··· RECORD LIST

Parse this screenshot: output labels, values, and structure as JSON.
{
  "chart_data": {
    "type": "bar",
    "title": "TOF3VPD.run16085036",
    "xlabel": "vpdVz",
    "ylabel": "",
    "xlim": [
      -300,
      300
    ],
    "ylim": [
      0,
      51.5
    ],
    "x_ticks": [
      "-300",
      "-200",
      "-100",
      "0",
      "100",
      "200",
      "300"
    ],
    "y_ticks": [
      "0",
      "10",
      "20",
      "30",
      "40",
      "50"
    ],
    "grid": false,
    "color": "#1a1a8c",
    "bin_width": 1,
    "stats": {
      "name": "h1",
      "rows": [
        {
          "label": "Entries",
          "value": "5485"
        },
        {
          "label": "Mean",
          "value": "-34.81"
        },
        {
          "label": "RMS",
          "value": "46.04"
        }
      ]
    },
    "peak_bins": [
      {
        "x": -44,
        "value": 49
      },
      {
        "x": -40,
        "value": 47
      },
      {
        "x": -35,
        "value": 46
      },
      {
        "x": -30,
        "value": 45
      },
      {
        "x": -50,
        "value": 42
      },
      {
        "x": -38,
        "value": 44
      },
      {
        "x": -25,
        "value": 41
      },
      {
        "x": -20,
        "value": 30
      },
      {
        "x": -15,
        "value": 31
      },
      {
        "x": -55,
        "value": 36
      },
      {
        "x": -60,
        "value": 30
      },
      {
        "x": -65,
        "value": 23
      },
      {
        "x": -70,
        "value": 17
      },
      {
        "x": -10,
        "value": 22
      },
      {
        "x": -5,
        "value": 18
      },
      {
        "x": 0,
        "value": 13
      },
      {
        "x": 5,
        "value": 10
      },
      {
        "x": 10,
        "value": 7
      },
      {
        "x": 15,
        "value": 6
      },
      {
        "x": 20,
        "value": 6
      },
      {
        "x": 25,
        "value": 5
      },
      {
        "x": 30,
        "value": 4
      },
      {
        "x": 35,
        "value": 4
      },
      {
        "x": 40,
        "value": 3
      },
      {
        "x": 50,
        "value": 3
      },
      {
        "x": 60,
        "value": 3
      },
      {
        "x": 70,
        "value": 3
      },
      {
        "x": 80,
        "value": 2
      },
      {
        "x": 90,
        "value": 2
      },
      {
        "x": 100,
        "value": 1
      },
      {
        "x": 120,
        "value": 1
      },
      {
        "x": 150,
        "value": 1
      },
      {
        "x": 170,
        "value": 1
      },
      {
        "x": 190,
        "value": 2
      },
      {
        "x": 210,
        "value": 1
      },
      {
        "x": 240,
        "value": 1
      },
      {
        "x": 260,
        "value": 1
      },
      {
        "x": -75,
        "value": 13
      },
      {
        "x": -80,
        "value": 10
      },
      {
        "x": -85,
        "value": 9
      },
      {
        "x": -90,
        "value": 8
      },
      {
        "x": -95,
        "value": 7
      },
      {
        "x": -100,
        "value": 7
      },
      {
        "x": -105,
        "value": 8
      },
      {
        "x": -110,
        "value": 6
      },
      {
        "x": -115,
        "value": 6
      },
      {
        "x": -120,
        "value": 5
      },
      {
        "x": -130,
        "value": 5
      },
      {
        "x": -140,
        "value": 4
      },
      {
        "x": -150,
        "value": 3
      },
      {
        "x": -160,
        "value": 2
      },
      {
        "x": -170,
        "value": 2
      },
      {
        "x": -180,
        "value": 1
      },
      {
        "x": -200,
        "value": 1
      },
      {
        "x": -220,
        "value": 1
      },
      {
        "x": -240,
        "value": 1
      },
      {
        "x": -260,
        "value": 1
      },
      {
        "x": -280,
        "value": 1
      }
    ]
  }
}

······

> _SET EXERCISE_
Write out the material exactly as given.

> _THE OUTPUT_
Parse this screenshot: output labels, values, and structure as JSON.
{
  "chart_data": {
    "type": "bar",
    "title": "TOF3VPD.run16085036",
    "xlabel": "vpdVz",
    "ylabel": "",
    "xlim": [
      -300,
      300
    ],
    "ylim": [
      0,
      51.5
    ],
    "x_ticks": [
      "-300",
      "-200",
      "-100",
      "0",
      "100",
      "200",
      "300"
    ],
    "y_ticks": [
      "0",
      "10",
      "20",
      "30",
      "40",
      "50"
    ],
    "grid": false,
    "color": "#1a1a8c",
    "bin_width": 1,
    "stats": {
      "name": "h1",
      "rows": [
        {
          "label": "Entries",
          "value": "5485"
        },
        {
          "label": "Mean",
          "value": "-34.81"
        },
        {
          "label": "RMS",
          "value": "46.04"
        }
      ]
    },
    "peak_bins": [
      {
        "x": -44,
        "value": 49
      },
      {
        "x": -40,
        "value": 47
      },
      {
        "x": -35,
        "value": 46
      },
      {
        "x": -30,
        "value": 45
      },
      {
        "x": -50,
        "value": 42
      },
      {
        "x": -38,
        "value": 44
      },
      {
        "x": -25,
        "value": 41
      },
      {
        "x": -20,
        "value": 30
      },
      {
        "x": -15,
        "value": 31
      },
      {
        "x": -55,
        "value": 36
      },
      {
        "x": -60,
        "value": 30
      },
      {
        "x": -65,
        "value": 23
      },
      {
        "x": -70,
        "value": 17
      },
      {
        "x": -10,
        "value": 22
      },
      {
        "x": -5,
        "value": 18
      },
      {
        "x": 0,
        "value": 13
      },
      {
        "x": 5,
        "value": 10
      },
      {
        "x": 10,
        "value": 7
      },
      {
        "x": 15,
        "value": 6
      },
      {
        "x": 20,
        "value": 6
      },
      {
        "x": 25,
        "value": 5
      },
      {
        "x": 30,
        "value": 4
      },
      {
        "x": 35,
        "value": 4
      },
      {
        "x": 40,
        "value": 3
      },
      {
        "x": 50,
        "value": 3
      },
      {
        "x": 60,
        "value": 3
      },
      {
        "x": 70,
        "value": 3
      },
      {
        "x": 80,
        "value": 2
      },
      {
        "x": 90,
        "value": 2
      },
      {
        "x": 100,
        "value": 1
      },
      {
        "x": 120,
        "value": 1
      },
      {
        "x": 150,
        "value": 1
      },
      {
        "x": 170,
        "value": 1
      },
      {
        "x": 190,
        "value": 2
      },
      {
        "x": 210,
        "value": 1
      },
      {
        "x": 240,
        "value": 1
      },
      {
        "x": 260,
        "value": 1
      },
      {
        "x": -75,
        "value": 13
      },
      {
        "x": -80,
        "value": 10
      },
      {
        "x": -85,
        "value": 9
      },
      {
        "x": -90,
        "value": 8
      },
      {
        "x": -95,
        "value": 7
      },
      {
        "x": -100,
        "value": 7
      },
      {
        "x": -105,
        "value": 8
      },
      {
        "x": -110,
        "value": 6
      },
      {
        "x": -115,
        "value": 6
      },
      {
        "x": -120,
        "value": 5
      },
      {
        "x": -130,
        "value": 5
      },
      {
        "x": -140,
        "value": 4
      },
      {
        "x": -150,
        "value": 3
      },
      {
        "x": -160,
        "value": 2
      },
      {
        "x": -170,
        "value": 2
      },
      {
        "x": -180,
        "value": 1
      },
      {
        "x": -200,
        "value": 1
      },
      {
        "x": -220,
        "value": 1
      },
      {
        "x": -240,
        "value": 1
      },
      {
        "x": -260,
        "value": 1
      },
      {
        "x": -280,
        "value": 1
      }
    ]
  }
}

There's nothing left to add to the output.